-------- Aangeleverde items --------
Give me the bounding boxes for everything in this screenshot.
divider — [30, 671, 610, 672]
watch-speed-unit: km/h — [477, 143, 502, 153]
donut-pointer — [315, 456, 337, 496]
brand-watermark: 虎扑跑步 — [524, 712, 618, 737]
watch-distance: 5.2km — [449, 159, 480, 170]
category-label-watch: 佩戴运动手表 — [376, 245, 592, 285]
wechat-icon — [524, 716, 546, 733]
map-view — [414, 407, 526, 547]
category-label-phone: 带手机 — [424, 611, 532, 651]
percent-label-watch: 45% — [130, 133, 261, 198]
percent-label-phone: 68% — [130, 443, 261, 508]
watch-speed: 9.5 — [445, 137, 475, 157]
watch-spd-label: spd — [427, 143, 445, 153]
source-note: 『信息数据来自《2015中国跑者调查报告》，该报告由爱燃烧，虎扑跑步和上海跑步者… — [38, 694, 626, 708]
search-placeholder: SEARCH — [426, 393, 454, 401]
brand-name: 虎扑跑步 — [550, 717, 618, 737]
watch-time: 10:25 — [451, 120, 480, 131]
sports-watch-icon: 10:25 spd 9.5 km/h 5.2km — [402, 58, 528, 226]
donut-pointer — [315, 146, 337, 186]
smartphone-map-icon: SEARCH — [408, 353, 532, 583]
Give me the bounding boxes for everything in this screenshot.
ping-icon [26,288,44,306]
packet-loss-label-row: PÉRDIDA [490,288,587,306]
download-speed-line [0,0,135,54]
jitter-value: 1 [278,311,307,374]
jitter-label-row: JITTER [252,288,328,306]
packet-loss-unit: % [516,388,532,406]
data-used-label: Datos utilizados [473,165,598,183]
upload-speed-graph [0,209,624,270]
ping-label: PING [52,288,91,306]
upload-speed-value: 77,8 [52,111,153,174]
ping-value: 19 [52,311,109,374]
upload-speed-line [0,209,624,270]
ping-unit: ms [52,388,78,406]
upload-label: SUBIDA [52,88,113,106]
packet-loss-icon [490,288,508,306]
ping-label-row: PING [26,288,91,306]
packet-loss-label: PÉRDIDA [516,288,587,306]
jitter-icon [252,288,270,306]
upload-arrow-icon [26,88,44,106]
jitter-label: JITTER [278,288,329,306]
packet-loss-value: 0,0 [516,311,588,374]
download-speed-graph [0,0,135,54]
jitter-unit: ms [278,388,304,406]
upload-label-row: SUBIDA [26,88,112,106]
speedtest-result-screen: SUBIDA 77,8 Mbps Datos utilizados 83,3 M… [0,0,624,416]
--------
_Korte opdracht_
Schrijf alle items hierboven woord voor woord over, zonder iets te wijzigen.

_Uitgewerkte opdracht_
Give me the bounding boxes for everything in this screenshot.
divider — [30, 671, 610, 672]
watch-speed-unit: km/h — [477, 143, 502, 153]
donut-pointer — [315, 456, 337, 496]
brand-watermark: 虎扑跑步 — [524, 712, 618, 737]
watch-distance: 5.2km — [449, 159, 480, 170]
category-label-watch: 佩戴运动手表 — [376, 245, 592, 285]
wechat-icon — [524, 716, 546, 733]
map-view — [414, 407, 526, 547]
category-label-phone: 带手机 — [424, 611, 532, 651]
percent-label-watch: 45% — [130, 133, 261, 198]
percent-label-phone: 68% — [130, 443, 261, 508]
watch-speed: 9.5 — [445, 137, 475, 157]
watch-spd-label: spd — [427, 143, 445, 153]
source-note: 『信息数据来自《2015中国跑者调查报告》，该报告由爱燃烧，虎扑跑步和上海跑步者… — [38, 694, 626, 708]
search-placeholder: SEARCH — [426, 393, 454, 401]
brand-name: 虎扑跑步 — [550, 717, 618, 737]
watch-time: 10:25 — [451, 120, 480, 131]
sports-watch-icon: 10:25 spd 9.5 km/h 5.2km — [402, 58, 528, 226]
donut-pointer — [315, 146, 337, 186]
smartphone-map-icon: SEARCH — [408, 353, 532, 583]
Give me the bounding boxes for everything in this screenshot.
ping-icon [26,288,44,306]
packet-loss-label-row: PÉRDIDA [490,288,587,306]
download-speed-line [0,0,135,54]
jitter-value: 1 [278,311,307,374]
jitter-label-row: JITTER [252,288,328,306]
packet-loss-unit: % [516,388,532,406]
data-used-label: Datos utilizados [473,165,598,183]
upload-speed-graph [0,209,624,270]
ping-label: PING [52,288,91,306]
upload-speed-value: 77,8 [52,111,153,174]
ping-value: 19 [52,311,109,374]
upload-speed-line [0,209,624,270]
ping-unit: ms [52,388,78,406]
upload-label: SUBIDA [52,88,113,106]
packet-loss-icon [490,288,508,306]
ping-label-row: PING [26,288,91,306]
packet-loss-label: PÉRDIDA [516,288,587,306]
jitter-icon [252,288,270,306]
upload-arrow-icon [26,88,44,106]
jitter-label: JITTER [278,288,329,306]
packet-loss-value: 0,0 [516,311,588,374]
download-speed-graph [0,0,135,54]
jitter-unit: ms [278,388,304,406]
upload-label-row: SUBIDA [26,88,112,106]
speedtest-result-screen: SUBIDA 77,8 Mbps Datos utilizados 83,3 M… [0,0,624,416]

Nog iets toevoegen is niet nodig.